## Items from a dataset
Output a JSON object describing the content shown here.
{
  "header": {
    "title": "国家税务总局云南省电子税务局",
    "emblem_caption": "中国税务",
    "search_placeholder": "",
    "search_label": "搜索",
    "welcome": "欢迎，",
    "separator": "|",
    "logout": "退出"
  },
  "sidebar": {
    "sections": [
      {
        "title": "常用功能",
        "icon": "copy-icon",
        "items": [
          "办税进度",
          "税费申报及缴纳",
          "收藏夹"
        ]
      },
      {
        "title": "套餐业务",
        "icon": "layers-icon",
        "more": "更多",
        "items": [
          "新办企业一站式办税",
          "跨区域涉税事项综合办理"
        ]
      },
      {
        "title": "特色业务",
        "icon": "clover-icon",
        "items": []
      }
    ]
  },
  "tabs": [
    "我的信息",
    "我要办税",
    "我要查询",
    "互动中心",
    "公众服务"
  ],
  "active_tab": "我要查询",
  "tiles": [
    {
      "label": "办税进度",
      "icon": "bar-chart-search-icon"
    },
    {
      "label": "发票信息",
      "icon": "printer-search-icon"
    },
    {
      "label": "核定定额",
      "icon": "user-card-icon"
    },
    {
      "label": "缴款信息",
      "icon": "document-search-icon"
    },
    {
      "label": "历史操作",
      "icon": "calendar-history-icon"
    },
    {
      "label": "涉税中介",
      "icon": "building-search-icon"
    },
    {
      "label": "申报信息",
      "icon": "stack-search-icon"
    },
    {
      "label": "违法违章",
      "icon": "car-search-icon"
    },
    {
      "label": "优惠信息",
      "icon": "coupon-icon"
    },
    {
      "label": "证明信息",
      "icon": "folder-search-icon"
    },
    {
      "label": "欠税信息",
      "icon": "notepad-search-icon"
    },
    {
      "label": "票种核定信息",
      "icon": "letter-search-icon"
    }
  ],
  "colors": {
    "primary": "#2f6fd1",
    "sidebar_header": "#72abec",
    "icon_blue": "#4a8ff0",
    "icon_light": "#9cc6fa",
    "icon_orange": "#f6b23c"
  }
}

## WRITTEN TASK
Write out all records exactly, keeping every detail.

## WORKED ANSWER
Output a JSON object describing the content shown here.
{
  "header": {
    "title": "国家税务总局云南省电子税务局",
    "emblem_caption": "中国税务",
    "search_placeholder": "",
    "search_label": "搜索",
    "welcome": "欢迎，",
    "separator": "|",
    "logout": "退出"
  },
  "sidebar": {
    "sections": [
      {
        "title": "常用功能",
        "icon": "copy-icon",
        "items": [
          "办税进度",
          "税费申报及缴纳",
          "收藏夹"
        ]
      },
      {
        "title": "套餐业务",
        "icon": "layers-icon",
        "more": "更多",
        "items": [
          "新办企业一站式办税",
          "跨区域涉税事项综合办理"
        ]
      },
      {
        "title": "特色业务",
        "icon": "clover-icon",
        "items": []
      }
    ]
  },
  "tabs": [
    "我的信息",
    "我要办税",
    "我要查询",
    "互动中心",
    "公众服务"
  ],
  "active_tab": "我要查询",
  "tiles": [
    {
      "label": "办税进度",
      "icon": "bar-chart-search-icon"
    },
    {
      "label": "发票信息",
      "icon": "printer-search-icon"
    },
    {
      "label": "核定定额",
      "icon": "user-card-icon"
    },
    {
      "label": "缴款信息",
      "icon": "document-search-icon"
    },
    {
      "label": "历史操作",
      "icon": "calendar-history-icon"
    },
    {
      "label": "涉税中介",
      "icon": "building-search-icon"
    },
    {
      "label": "申报信息",
      "icon": "stack-search-icon"
    },
    {
      "label": "违法违章",
      "icon": "car-search-icon"
    },
    {
      "label": "优惠信息",
      "icon": "coupon-icon"
    },
    {
      "label": "证明信息",
      "icon": "folder-search-icon"
    },
    {
      "label": "欠税信息",
      "icon": "notepad-search-icon"
    },
    {
      "label": "票种核定信息",
      "icon": "letter-search-icon"
    }
  ],
  "colors": {
    "primary": "#2f6fd1",
    "sidebar_header": "#72abec",
    "icon_blue": "#4a8ff0",
    "icon_light": "#9cc6fa",
    "icon_orange": "#f6b23c"
  }
}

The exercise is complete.